- [YOUR OBJECTIVE]: Write the data out again exactly, with no pictures.

[Items from a figure collection]
(begin)
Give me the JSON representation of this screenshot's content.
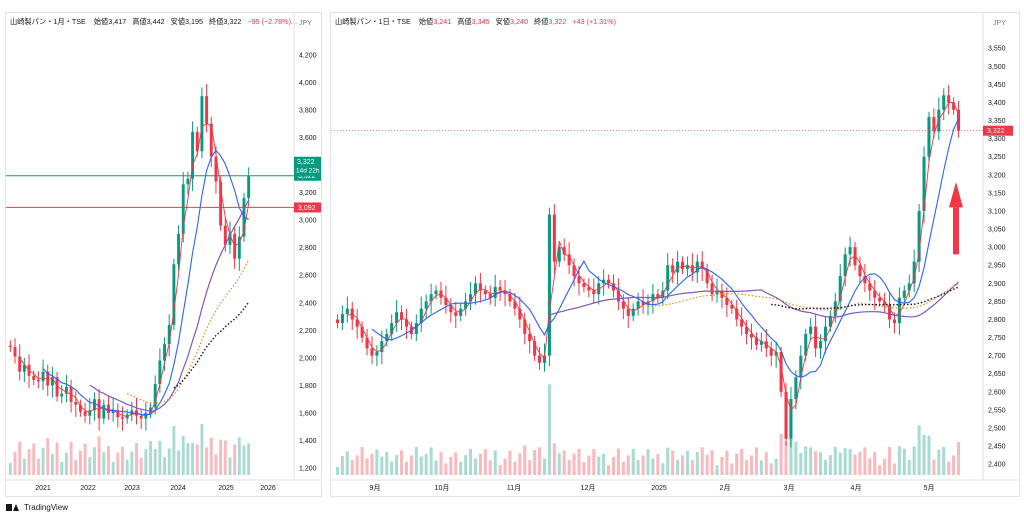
{
  "app": {
    "brand": "TradingView"
  },
  "charts": [
    {
      "id": "left",
      "symbol": "山崎製パン・1月・TSE",
      "open_label": "始値",
      "open": "3,417",
      "high_label": "高値",
      "high": "3,442",
      "low_label": "安値",
      "low": "3,195",
      "close_label": "終値",
      "close": "3,322",
      "change": "−95 (−2.78%)...",
      "currency": "JPY",
      "y_ticks": [
        "4,200",
        "4,000",
        "3,800",
        "3,600",
        "3,200",
        "3,000",
        "2,800",
        "2,600",
        "2,400",
        "2,200",
        "2,000",
        "1,800",
        "1,600",
        "1,400",
        "1,200"
      ],
      "x_ticks": [
        "2021",
        "2022",
        "2023",
        "2024",
        "2025",
        "2026"
      ],
      "price_tag": {
        "value": "3,322",
        "countdown": "14d 22h"
      },
      "lines": [
        {
          "label": "3,322",
          "value": 3322,
          "color": "#089981"
        },
        {
          "label": "3,092",
          "value": 3092,
          "color": "#f23645"
        }
      ]
    },
    {
      "id": "right",
      "symbol": "山崎製パン・1日・TSE",
      "open_label": "始値",
      "open": "3,241",
      "high_label": "高値",
      "high": "3,345",
      "low_label": "安値",
      "low": "3,240",
      "close_label": "終値",
      "close": "3,322",
      "change": "+43 (+1.31%)",
      "currency": "JPY",
      "y_ticks": [
        "3,550",
        "3,500",
        "3,450",
        "3,400",
        "3,350",
        "3,300",
        "3,250",
        "3,200",
        "3,150",
        "3,100",
        "3,050",
        "3,000",
        "2,950",
        "2,900",
        "2,850",
        "2,800",
        "2,750",
        "2,700",
        "2,650",
        "2,600",
        "2,550",
        "2,500",
        "2,450",
        "2,400"
      ],
      "x_ticks": [
        "9月",
        "10月",
        "11月",
        "12月",
        "2025",
        "2月",
        "3月",
        "4月",
        "5月"
      ],
      "price_tag": {
        "value": "3,322"
      }
    }
  ],
  "chart_data": [
    {
      "type": "candlestick",
      "title": "山崎製パン・1月・TSE",
      "interval": "monthly",
      "ylim": [
        1150,
        4300
      ],
      "x_range": [
        "2020-09",
        "2026-06"
      ],
      "last_close": 3322,
      "horizontal_lines": [
        3322,
        3092
      ],
      "closes_approx": [
        2080,
        2010,
        1900,
        1950,
        1870,
        1840,
        1830,
        1900,
        1800,
        1860,
        1720,
        1740,
        1790,
        1680,
        1660,
        1610,
        1580,
        1620,
        1700,
        1560,
        1660,
        1600,
        1620,
        1570,
        1560,
        1590,
        1620,
        1580,
        1560,
        1600,
        1640,
        1810,
        1980,
        2100,
        2240,
        2680,
        2900,
        3260,
        3300,
        3640,
        3500,
        3900,
        3700,
        3460,
        3280,
        2960,
        2820,
        2900,
        2720,
        2880,
        3160,
        3320
      ],
      "overlays": [
        "SMA fast (blue)",
        "SMA mid (red)",
        "SMA slow (purple)",
        "SMA orange (dotted)",
        "SMA black (dotted)"
      ],
      "volume": "shown"
    },
    {
      "type": "candlestick",
      "title": "山崎製パン・1日・TSE",
      "interval": "daily",
      "ylim": [
        2370,
        3570
      ],
      "x_range": [
        "2024-08",
        "2025-05"
      ],
      "last_close": 3322,
      "day_high": 3345,
      "day_low": 3240,
      "closes_approx": [
        2790,
        2815,
        2830,
        2800,
        2780,
        2750,
        2720,
        2700,
        2710,
        2740,
        2760,
        2790,
        2820,
        2800,
        2780,
        2760,
        2790,
        2830,
        2850,
        2870,
        2880,
        2860,
        2840,
        2820,
        2810,
        2830,
        2850,
        2870,
        2900,
        2880,
        2870,
        2860,
        2890,
        2880,
        2870,
        2850,
        2830,
        2800,
        2760,
        2740,
        2700,
        2680,
        2700,
        3090,
        2960,
        3000,
        2980,
        2950,
        2920,
        2900,
        2890,
        2880,
        2870,
        2900,
        2910,
        2900,
        2880,
        2850,
        2830,
        2810,
        2830,
        2850,
        2840,
        2850,
        2870,
        2860,
        2880,
        2950,
        2930,
        2960,
        2940,
        2950,
        2930,
        2960,
        2940,
        2900,
        2870,
        2880,
        2860,
        2840,
        2830,
        2800,
        2780,
        2760,
        2750,
        2730,
        2740,
        2720,
        2700,
        2710,
        2600,
        2470,
        2580,
        2640,
        2700,
        2760,
        2780,
        2720,
        2740,
        2780,
        2810,
        2850,
        2920,
        2980,
        3000,
        2950,
        2920,
        2900,
        2880,
        2860,
        2850,
        2840,
        2800,
        2790,
        2860,
        2880,
        2900,
        2960,
        3100,
        3250,
        3360,
        3320,
        3380,
        3420,
        3400,
        3380,
        3322
      ],
      "overlays": [
        "SMA fast (blue)",
        "SMA mid (red)",
        "SMA slow (purple)",
        "SMA orange (dotted)",
        "SMA black (dotted)"
      ],
      "annotation": "red up arrow near last price",
      "volume": "shown"
    }
  ]
}
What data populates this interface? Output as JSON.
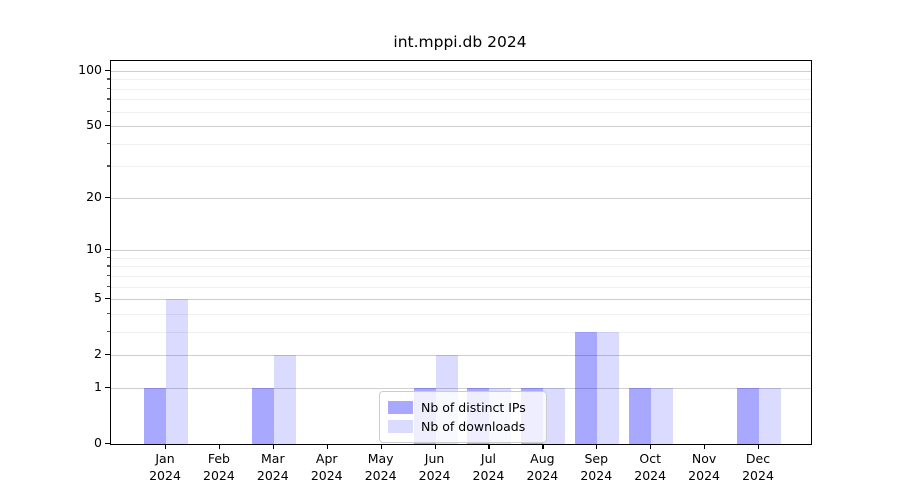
{
  "chart_data": {
    "type": "bar",
    "title": "int.mppi.db 2024",
    "categories": [
      "Jan",
      "Feb",
      "Mar",
      "Apr",
      "May",
      "Jun",
      "Jul",
      "Aug",
      "Sep",
      "Oct",
      "Nov",
      "Dec"
    ],
    "category_sublabel": "2024",
    "series": [
      {
        "name": "Nb of distinct IPs",
        "color": "#0000ff57",
        "values": [
          1,
          0,
          1,
          0,
          0,
          1,
          1,
          1,
          3,
          1,
          0,
          1
        ]
      },
      {
        "name": "Nb of downloads",
        "color": "#0000ff24",
        "values": [
          5,
          0,
          2,
          0,
          0,
          2,
          1,
          1,
          3,
          1,
          0,
          1
        ]
      }
    ],
    "yscale": "log1p",
    "ylim": [
      0,
      113
    ],
    "yticks": [
      0,
      1,
      2,
      5,
      10,
      20,
      50,
      100
    ],
    "minor_yticks": [
      3,
      4,
      6,
      7,
      8,
      9,
      30,
      40,
      60,
      70,
      80,
      90
    ],
    "xlabel": "",
    "ylabel": "",
    "grid": true,
    "legend_position": "lower center",
    "colors": {
      "grid_major": "#cfcfcf",
      "grid_minor": "#efefef",
      "axis": "#000000",
      "background": "#ffffff"
    }
  }
}
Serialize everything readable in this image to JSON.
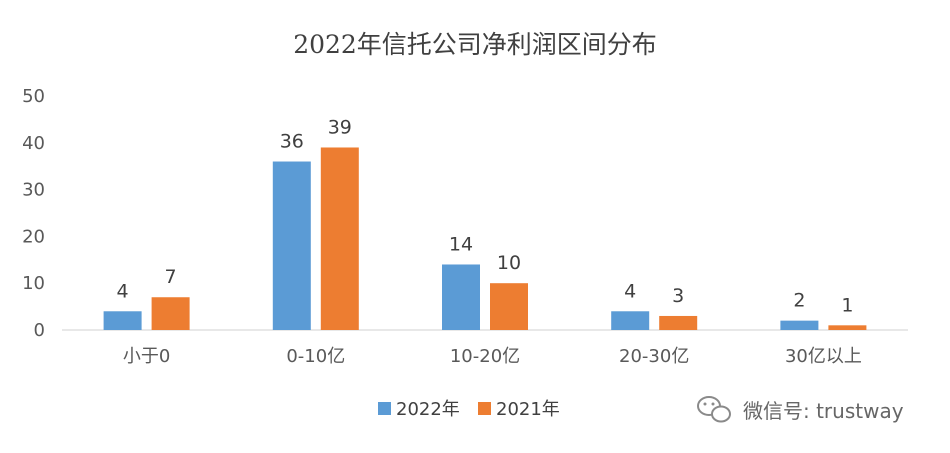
{
  "chart_data": {
    "type": "bar",
    "title": "2022年信托公司净利润区间分布",
    "categories": [
      "小于0",
      "0-10亿",
      "10-20亿",
      "20-30亿",
      "30亿以上"
    ],
    "series": [
      {
        "name": "2022年",
        "values": [
          4,
          36,
          14,
          4,
          2
        ],
        "color": "#5B9BD5"
      },
      {
        "name": "2021年",
        "values": [
          7,
          39,
          10,
          3,
          1
        ],
        "color": "#ED7D31"
      }
    ],
    "xlabel": "",
    "ylabel": "",
    "ylim": [
      0,
      50
    ],
    "yticks": [
      0,
      10,
      20,
      30,
      40,
      50
    ],
    "grid": false,
    "legend": "bottom",
    "data_labels": true
  },
  "watermark": {
    "icon": "wechat-icon",
    "text": "微信号: trustway"
  }
}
(end)
- [ANSWER]:
Give me the JSON representation of this screenshot's content.
{
  "app": {
    "brand": "TradingView"
  },
  "charts": [
    {
      "id": "left",
      "symbol": "山崎製パン・1月・TSE",
      "open_label": "始値",
      "open": "3,417",
      "high_label": "高値",
      "high": "3,442",
      "low_label": "安値",
      "low": "3,195",
      "close_label": "終値",
      "close": "3,322",
      "change": "−95 (−2.78%)...",
      "currency": "JPY",
      "y_ticks": [
        "4,200",
        "4,000",
        "3,800",
        "3,600",
        "3,200",
        "3,000",
        "2,800",
        "2,600",
        "2,400",
        "2,200",
        "2,000",
        "1,800",
        "1,600",
        "1,400",
        "1,200"
      ],
      "x_ticks": [
        "2021",
        "2022",
        "2023",
        "2024",
        "2025",
        "2026"
      ],
      "price_tag": {
        "value": "3,322",
        "countdown": "14d 22h"
      },
      "lines": [
        {
          "label": "3,322",
          "value": 3322,
          "color": "#089981"
        },
        {
          "label": "3,092",
          "value": 3092,
          "color": "#f23645"
        }
      ]
    },
    {
      "id": "right",
      "symbol": "山崎製パン・1日・TSE",
      "open_label": "始値",
      "open": "3,241",
      "high_label": "高値",
      "high": "3,345",
      "low_label": "安値",
      "low": "3,240",
      "close_label": "終値",
      "close": "3,322",
      "change": "+43 (+1.31%)",
      "currency": "JPY",
      "y_ticks": [
        "3,550",
        "3,500",
        "3,450",
        "3,400",
        "3,350",
        "3,300",
        "3,250",
        "3,200",
        "3,150",
        "3,100",
        "3,050",
        "3,000",
        "2,950",
        "2,900",
        "2,850",
        "2,800",
        "2,750",
        "2,700",
        "2,650",
        "2,600",
        "2,550",
        "2,500",
        "2,450",
        "2,400"
      ],
      "x_ticks": [
        "9月",
        "10月",
        "11月",
        "12月",
        "2025",
        "2月",
        "3月",
        "4月",
        "5月"
      ],
      "price_tag": {
        "value": "3,322"
      }
    }
  ],
  "chart_data": [
    {
      "type": "candlestick",
      "title": "山崎製パン・1月・TSE",
      "interval": "monthly",
      "ylim": [
        1150,
        4300
      ],
      "x_range": [
        "2020-09",
        "2026-06"
      ],
      "last_close": 3322,
      "horizontal_lines": [
        3322,
        3092
      ],
      "closes_approx": [
        2080,
        2010,
        1900,
        1950,
        1870,
        1840,
        1830,
        1900,
        1800,
        1860,
        1720,
        1740,
        1790,
        1680,
        1660,
        1610,
        1580,
        1620,
        1700,
        1560,
        1660,
        1600,
        1620,
        1570,
        1560,
        1590,
        1620,
        1580,
        1560,
        1600,
        1640,
        1810,
        1980,
        2100,
        2240,
        2680,
        2900,
        3260,
        3300,
        3640,
        3500,
        3900,
        3700,
        3460,
        3280,
        2960,
        2820,
        2900,
        2720,
        2880,
        3160,
        3320
      ],
      "overlays": [
        "SMA fast (blue)",
        "SMA mid (red)",
        "SMA slow (purple)",
        "SMA orange (dotted)",
        "SMA black (dotted)"
      ],
      "volume": "shown"
    },
    {
      "type": "candlestick",
      "title": "山崎製パン・1日・TSE",
      "interval": "daily",
      "ylim": [
        2370,
        3570
      ],
      "x_range": [
        "2024-08",
        "2025-05"
      ],
      "last_close": 3322,
      "day_high": 3345,
      "day_low": 3240,
      "closes_approx": [
        2790,
        2815,
        2830,
        2800,
        2780,
        2750,
        2720,
        2700,
        2710,
        2740,
        2760,
        2790,
        2820,
        2800,
        2780,
        2760,
        2790,
        2830,
        2850,
        2870,
        2880,
        2860,
        2840,
        2820,
        2810,
        2830,
        2850,
        2870,
        2900,
        2880,
        2870,
        2860,
        2890,
        2880,
        2870,
        2850,
        2830,
        2800,
        2760,
        2740,
        2700,
        2680,
        2700,
        3090,
        2960,
        3000,
        2980,
        2950,
        2920,
        2900,
        2890,
        2880,
        2870,
        2900,
        2910,
        2900,
        2880,
        2850,
        2830,
        2810,
        2830,
        2850,
        2840,
        2850,
        2870,
        2860,
        2880,
        2950,
        2930,
        2960,
        2940,
        2950,
        2930,
        2960,
        2940,
        2900,
        2870,
        2880,
        2860,
        2840,
        2830,
        2800,
        2780,
        2760,
        2750,
        2730,
        2740,
        2720,
        2700,
        2710,
        2600,
        2470,
        2580,
        2640,
        2700,
        2760,
        2780,
        2720,
        2740,
        2780,
        2810,
        2850,
        2920,
        2980,
        3000,
        2950,
        2920,
        2900,
        2880,
        2860,
        2850,
        2840,
        2800,
        2790,
        2860,
        2880,
        2900,
        2960,
        3100,
        3250,
        3360,
        3320,
        3380,
        3420,
        3400,
        3380,
        3322
      ],
      "overlays": [
        "SMA fast (blue)",
        "SMA mid (red)",
        "SMA slow (purple)",
        "SMA orange (dotted)",
        "SMA black (dotted)"
      ],
      "annotation": "red up arrow near last price",
      "volume": "shown"
    }
  ]
}
What data populates this interface? Output as JSON.
{
  "chart_data": {
    "type": "bar",
    "title": "int.mppi.db 2024",
    "categories": [
      "Jan",
      "Feb",
      "Mar",
      "Apr",
      "May",
      "Jun",
      "Jul",
      "Aug",
      "Sep",
      "Oct",
      "Nov",
      "Dec"
    ],
    "category_sublabel": "2024",
    "series": [
      {
        "name": "Nb of distinct IPs",
        "color": "#0000ff57",
        "values": [
          1,
          0,
          1,
          0,
          0,
          1,
          1,
          1,
          3,
          1,
          0,
          1
        ]
      },
      {
        "name": "Nb of downloads",
        "color": "#0000ff24",
        "values": [
          5,
          0,
          2,
          0,
          0,
          2,
          1,
          1,
          3,
          1,
          0,
          1
        ]
      }
    ],
    "yscale": "log1p",
    "ylim": [
      0,
      113
    ],
    "yticks": [
      0,
      1,
      2,
      5,
      10,
      20,
      50,
      100
    ],
    "minor_yticks": [
      3,
      4,
      6,
      7,
      8,
      9,
      30,
      40,
      60,
      70,
      80,
      90
    ],
    "xlabel": "",
    "ylabel": "",
    "grid": true,
    "legend_position": "lower center",
    "colors": {
      "grid_major": "#cfcfcf",
      "grid_minor": "#efefef",
      "axis": "#000000",
      "background": "#ffffff"
    }
  }
}
Serialize everything readable in this image to JSON.
{
  "chart_data": {
    "type": "bar",
    "title": "2022年信托公司净利润区间分布",
    "categories": [
      "小于0",
      "0-10亿",
      "10-20亿",
      "20-30亿",
      "30亿以上"
    ],
    "series": [
      {
        "name": "2022年",
        "values": [
          4,
          36,
          14,
          4,
          2
        ],
        "color": "#5B9BD5"
      },
      {
        "name": "2021年",
        "values": [
          7,
          39,
          10,
          3,
          1
        ],
        "color": "#ED7D31"
      }
    ],
    "xlabel": "",
    "ylabel": "",
    "ylim": [
      0,
      50
    ],
    "yticks": [
      0,
      10,
      20,
      30,
      40,
      50
    ],
    "grid": false,
    "legend": "bottom",
    "data_labels": true
  },
  "watermark": {
    "icon": "wechat-icon",
    "text": "微信号: trustway"
  }
}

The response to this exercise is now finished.